Aim of the exercise:
Repeat the material below word for word and leave out all pictures.

>> START

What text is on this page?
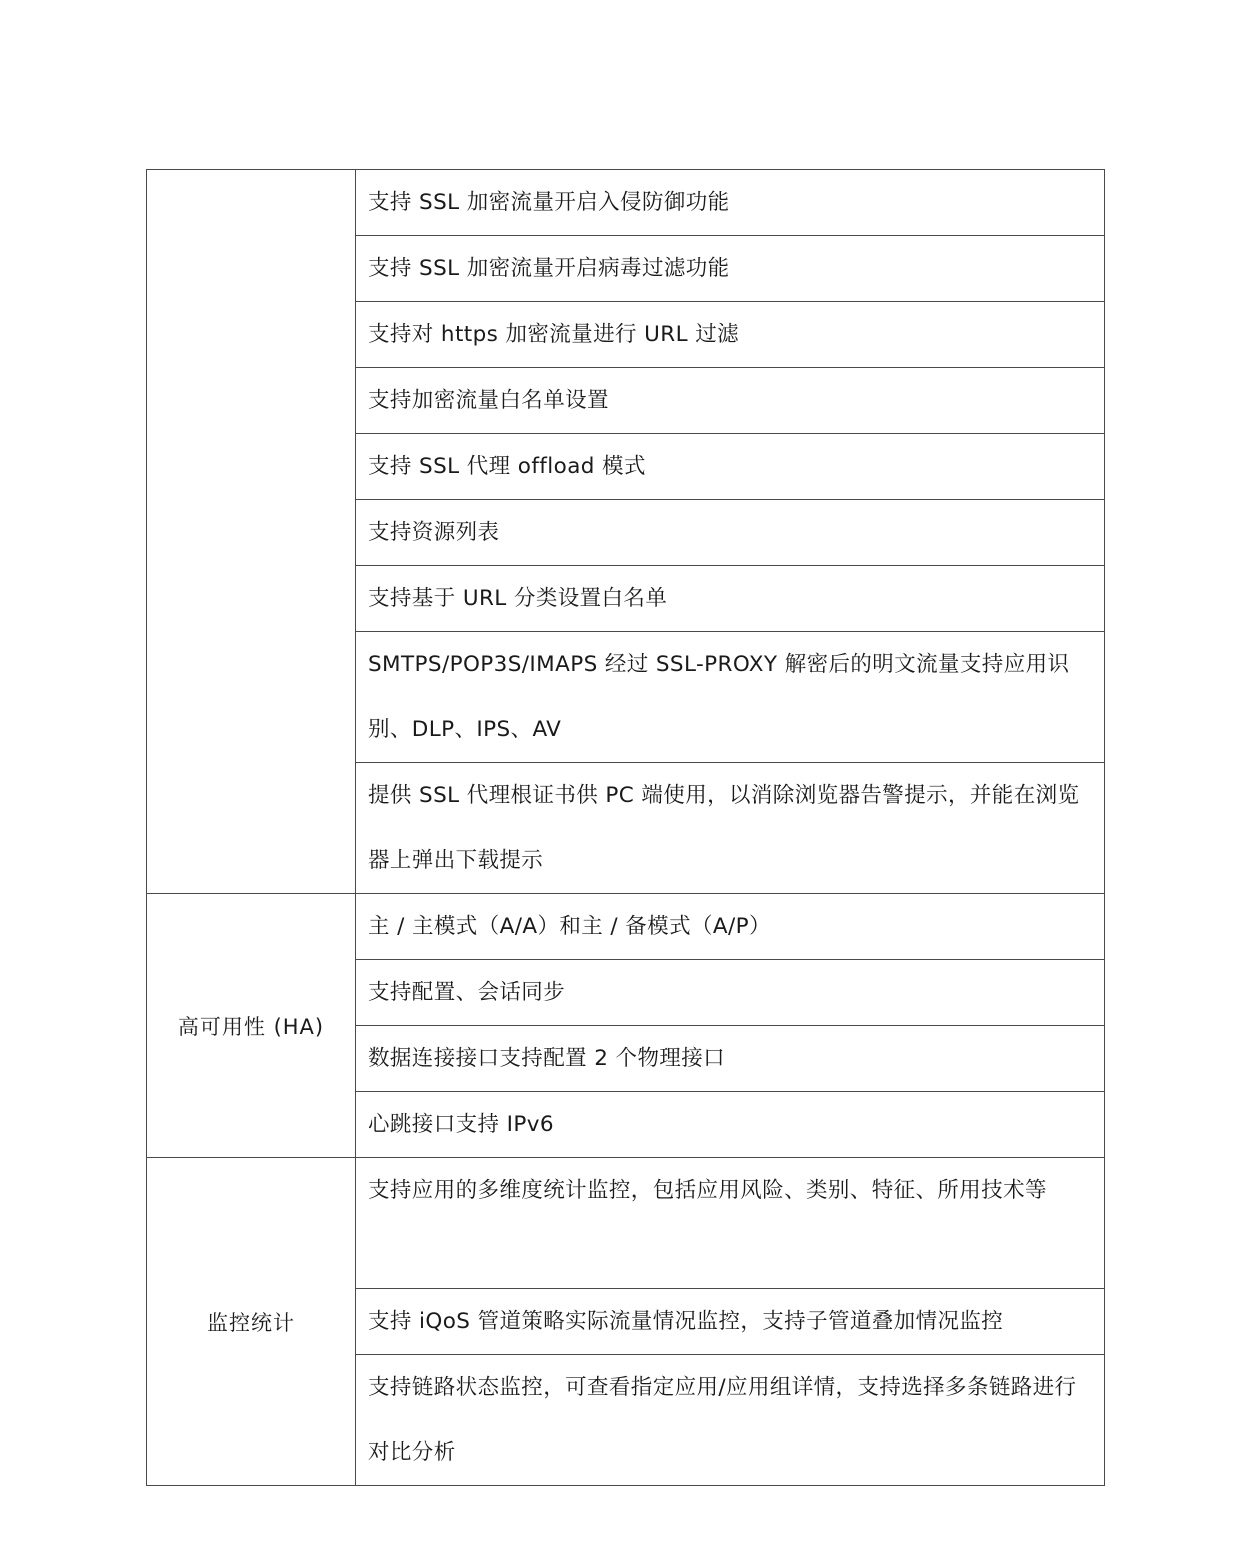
	支持 SSL 加密流量开启入侵防御功能

	支持 SSL 加密流量开启病毒过滤功能

	支持对 https 加密流量进行 URL 过滤

	支持加密流量白名单设置

	支持 SSL 代理 offload 模式

	支持资源列表

	支持基于 URL 分类设置白名单

	SMTPS/POP3S/IMAPS 经过 SSL-PROXY 解密后的明文流量支持应用识别、DLP、IPS、AV

	提供 SSL 代理根证书供 PC 端使用，以消除浏览器告警提示，并能在浏览器上弹出下载提示

高可用性 (HA)	主 / 主模式（A/A）和主 / 备模式（A/P）

	支持配置、会话同步

	数据连接接口支持配置 2 个物理接口

	心跳接口支持 IPv6

监控统计	支持应用的多维度统计监控，包括应用风险、类别、特征、所用技术等

	支持 iQoS 管道策略实际流量情况监控，支持子管道叠加情况监控

	支持链路状态监控，可查看指定应用/应用组详情，支持选择多条链路进行对比分析
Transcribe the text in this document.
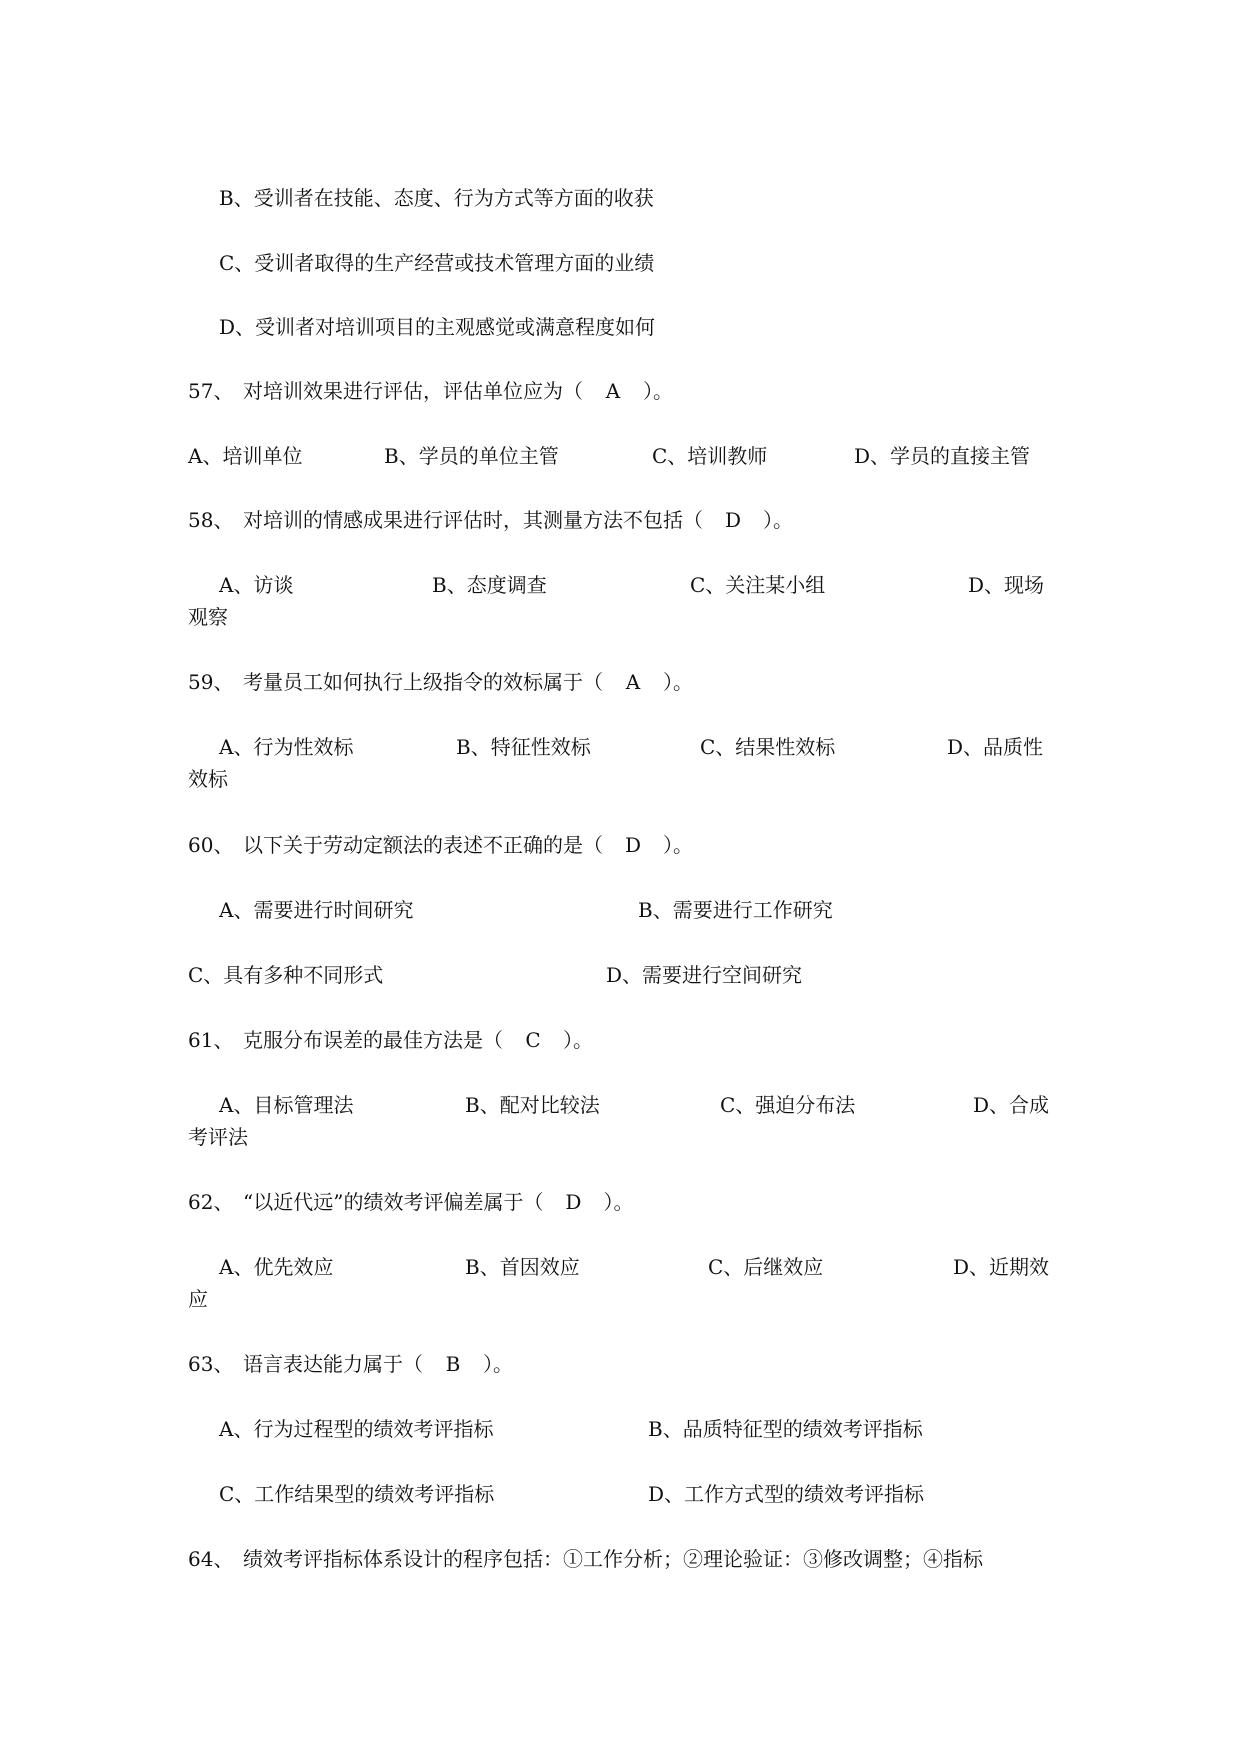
B、受训者在技能、态度、行为方式等方面的收获
C、受训者取得的生产经营或技术管理方面的业绩
D、受训者对培训项目的主观感觉或满意程度如何
57、 对培训效果进行评估，评估单位应为（ A ）。
A、培训单位	B、学员的单位主管	C、培训教师	D、学员的直接主管
58、 对培训的情感成果进行评估时，其测量方法不包括（ D ）。
A、访谈	B、态度调查	C、关注某小组	D、现场
观察
59、 考量员工如何执行上级指令的效标属于（ A ）。
A、行为性效标	B、特征性效标	C、结果性效标	D、品质性
效标
60、 以下关于劳动定额法的表述不正确的是（ D ）。
A、需要进行时间研究	B、需要进行工作研究
C、具有多种不同形式	D、需要进行空间研究
61、 克服分布误差的最佳方法是（ C ）。
A、目标管理法	B、配对比较法	C、强迫分布法	D、合成
考评法
62、 “以近代远”的绩效考评偏差属于（ D ）。
A、优先效应	B、首因效应	C、后继效应	D、近期效
应
63、 语言表达能力属于（ B ）。
A、行为过程型的绩效考评指标	B、品质特征型的绩效考评指标
C、工作结果型的绩效考评指标	D、工作方式型的绩效考评指标
64、 绩效考评指标体系设计的程序包括：①工作分析；②理论验证：③修改调整；④指标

>> END

Result for this exercise:
What text is on this page?
	支持 SSL 加密流量开启入侵防御功能

	支持 SSL 加密流量开启病毒过滤功能

	支持对 https 加密流量进行 URL 过滤

	支持加密流量白名单设置

	支持 SSL 代理 offload 模式

	支持资源列表

	支持基于 URL 分类设置白名单

	SMTPS/POP3S/IMAPS 经过 SSL-PROXY 解密后的明文流量支持应用识别、DLP、IPS、AV

	提供 SSL 代理根证书供 PC 端使用，以消除浏览器告警提示，并能在浏览器上弹出下载提示

高可用性 (HA)	主 / 主模式（A/A）和主 / 备模式（A/P）

	支持配置、会话同步

	数据连接接口支持配置 2 个物理接口

	心跳接口支持 IPv6

监控统计	支持应用的多维度统计监控，包括应用风险、类别、特征、所用技术等

	支持 iQoS 管道策略实际流量情况监控，支持子管道叠加情况监控

	支持链路状态监控，可查看指定应用/应用组详情，支持选择多条链路进行对比分析
Transcribe the text in this document.
B、受训者在技能、态度、行为方式等方面的收获
C、受训者取得的生产经营或技术管理方面的业绩
D、受训者对培训项目的主观感觉或满意程度如何
57、 对培训效果进行评估，评估单位应为（ A ）。
A、培训单位	B、学员的单位主管	C、培训教师	D、学员的直接主管
58、 对培训的情感成果进行评估时，其测量方法不包括（ D ）。
A、访谈	B、态度调查	C、关注某小组	D、现场
观察
59、 考量员工如何执行上级指令的效标属于（ A ）。
A、行为性效标	B、特征性效标	C、结果性效标	D、品质性
效标
60、 以下关于劳动定额法的表述不正确的是（ D ）。
A、需要进行时间研究	B、需要进行工作研究
C、具有多种不同形式	D、需要进行空间研究
61、 克服分布误差的最佳方法是（ C ）。
A、目标管理法	B、配对比较法	C、强迫分布法	D、合成
考评法
62、 “以近代远”的绩效考评偏差属于（ D ）。
A、优先效应	B、首因效应	C、后继效应	D、近期效
应
63、 语言表达能力属于（ B ）。
A、行为过程型的绩效考评指标	B、品质特征型的绩效考评指标
C、工作结果型的绩效考评指标	D、工作方式型的绩效考评指标
64、 绩效考评指标体系设计的程序包括：①工作分析；②理论验证：③修改调整；④指标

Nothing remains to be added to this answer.